* WHAT NEEDS TO BE DONE
Repeat the listing that follows, character for character, minus the pictures.

* Extracted data entries
****************
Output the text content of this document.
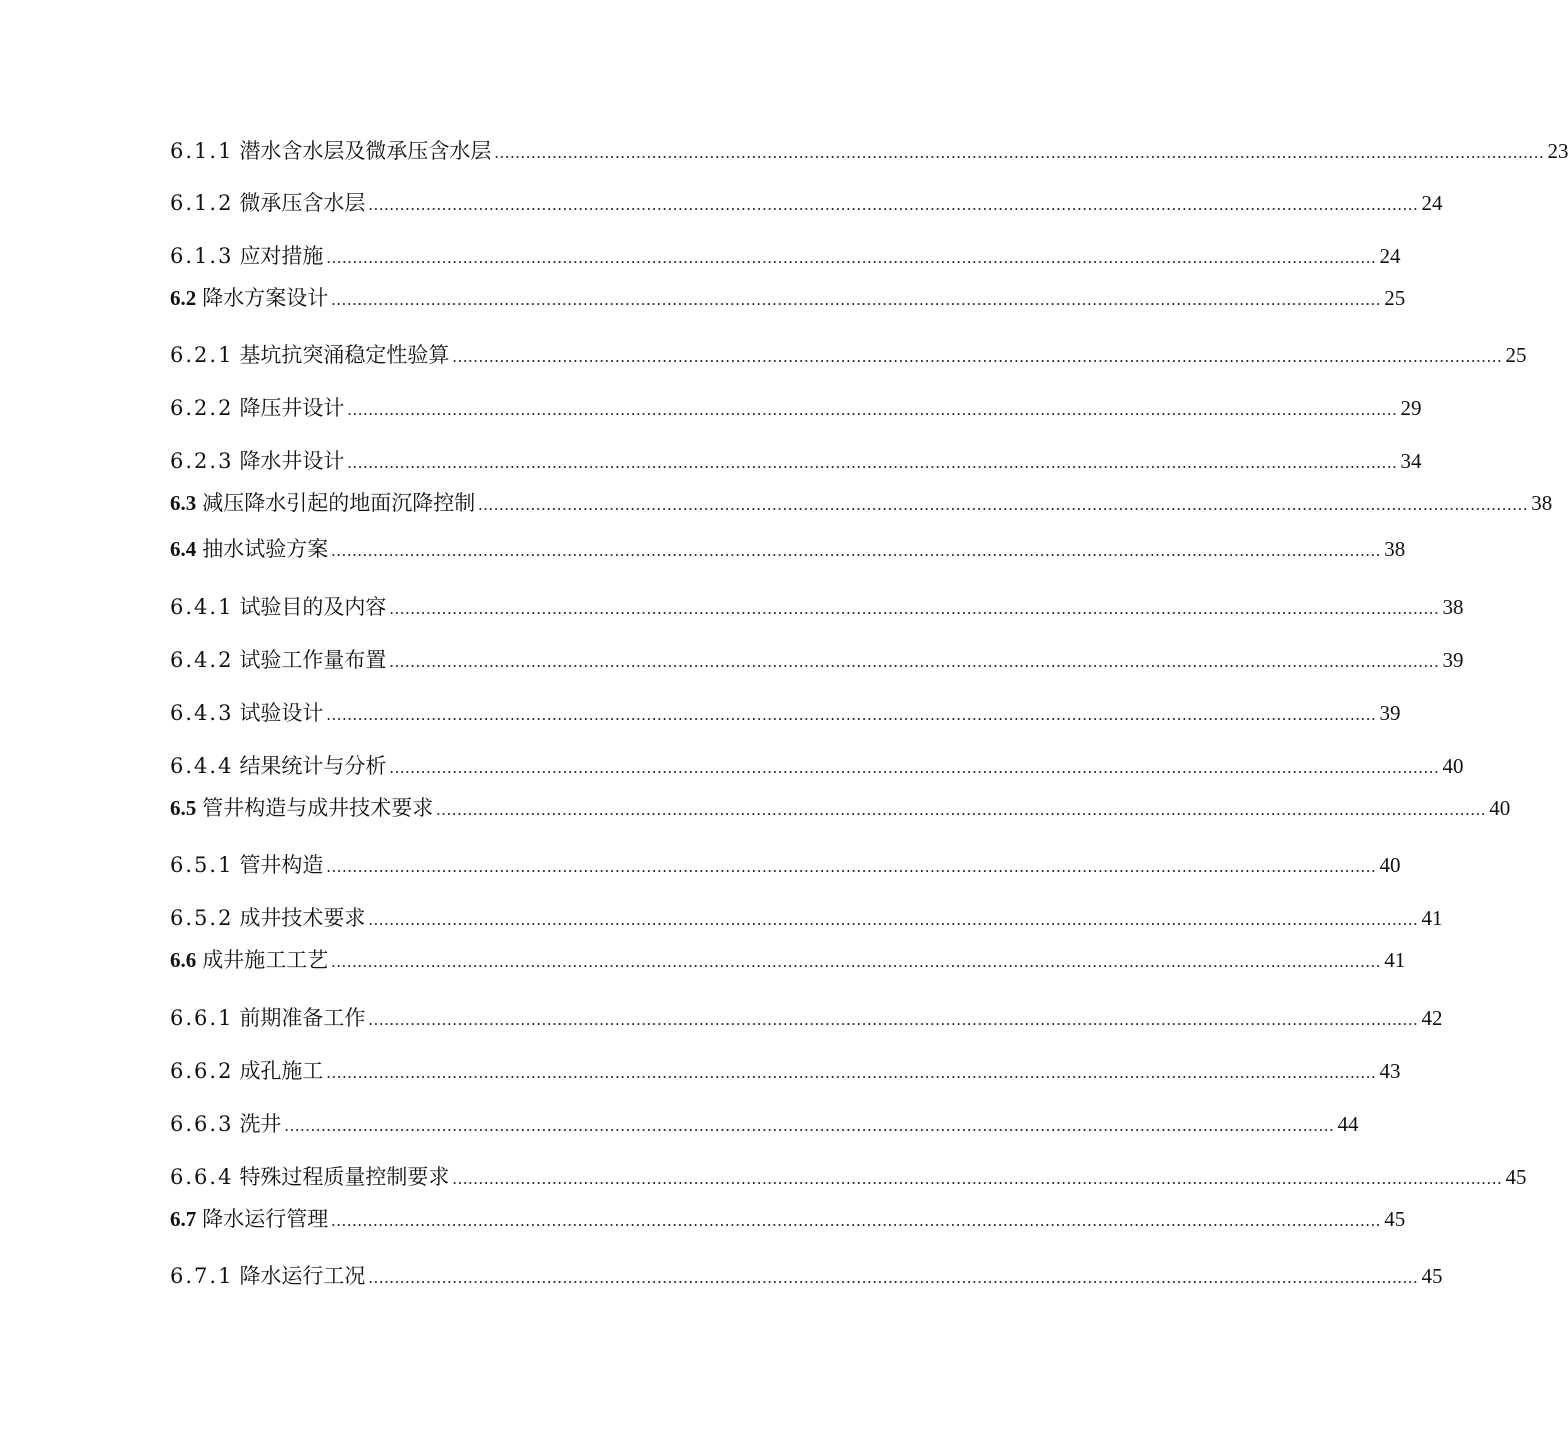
6.1.1 潜水含水层及微承压含水层 ........................................................................................................................................................................................................ 23
6.1.2 微承压含水层 ........................................................................................................................................................................................................ 24
6.1.3 应对措施 ........................................................................................................................................................................................................ 24
6.2 降水方案设计 ........................................................................................................................................................................................................ 25
6.2.1 基坑抗突涌稳定性验算 ........................................................................................................................................................................................................ 25
6.2.2 降压井设计 ........................................................................................................................................................................................................ 29
6.2.3 降水井设计 ........................................................................................................................................................................................................ 34
6.3 减压降水引起的地面沉降控制 ........................................................................................................................................................................................................ 38
6.4 抽水试验方案 ........................................................................................................................................................................................................ 38
6.4.1 试验目的及内容 ........................................................................................................................................................................................................ 38
6.4.2 试验工作量布置 ........................................................................................................................................................................................................ 39
6.4.3 试验设计 ........................................................................................................................................................................................................ 39
6.4.4 结果统计与分析 ........................................................................................................................................................................................................ 40
6.5 管井构造与成井技术要求 ........................................................................................................................................................................................................ 40
6.5.1 管井构造 ........................................................................................................................................................................................................ 40
6.5.2 成井技术要求 ........................................................................................................................................................................................................ 41
6.6 成井施工工艺 ........................................................................................................................................................................................................ 41
6.6.1 前期准备工作 ........................................................................................................................................................................................................ 42
6.6.2 成孔施工 ........................................................................................................................................................................................................ 43
6.6.3 洗井 ........................................................................................................................................................................................................ 44
6.6.4 特殊过程质量控制要求 ........................................................................................................................................................................................................ 45
6.7 降水运行管理 ........................................................................................................................................................................................................ 45
6.7.1 降水运行工况 ........................................................................................................................................................................................................ 45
****************
* EXPECTED OUTPUT
Output the text content of this document.
6.1.1 潜水含水层及微承压含水层 ........................................................................................................................................................................................................ 23
6.1.2 微承压含水层 ........................................................................................................................................................................................................ 24
6.1.3 应对措施 ........................................................................................................................................................................................................ 24
6.2 降水方案设计 ........................................................................................................................................................................................................ 25
6.2.1 基坑抗突涌稳定性验算 ........................................................................................................................................................................................................ 25
6.2.2 降压井设计 ........................................................................................................................................................................................................ 29
6.2.3 降水井设计 ........................................................................................................................................................................................................ 34
6.3 减压降水引起的地面沉降控制 ........................................................................................................................................................................................................ 38
6.4 抽水试验方案 ........................................................................................................................................................................................................ 38
6.4.1 试验目的及内容 ........................................................................................................................................................................................................ 38
6.4.2 试验工作量布置 ........................................................................................................................................................................................................ 39
6.4.3 试验设计 ........................................................................................................................................................................................................ 39
6.4.4 结果统计与分析 ........................................................................................................................................................................................................ 40
6.5 管井构造与成井技术要求 ........................................................................................................................................................................................................ 40
6.5.1 管井构造 ........................................................................................................................................................................................................ 40
6.5.2 成井技术要求 ........................................................................................................................................................................................................ 41
6.6 成井施工工艺 ........................................................................................................................................................................................................ 41
6.6.1 前期准备工作 ........................................................................................................................................................................................................ 42
6.6.2 成孔施工 ........................................................................................................................................................................................................ 43
6.6.3 洗井 ........................................................................................................................................................................................................ 44
6.6.4 特殊过程质量控制要求 ........................................................................................................................................................................................................ 45
6.7 降水运行管理 ........................................................................................................................................................................................................ 45
6.7.1 降水运行工况 ........................................................................................................................................................................................................ 45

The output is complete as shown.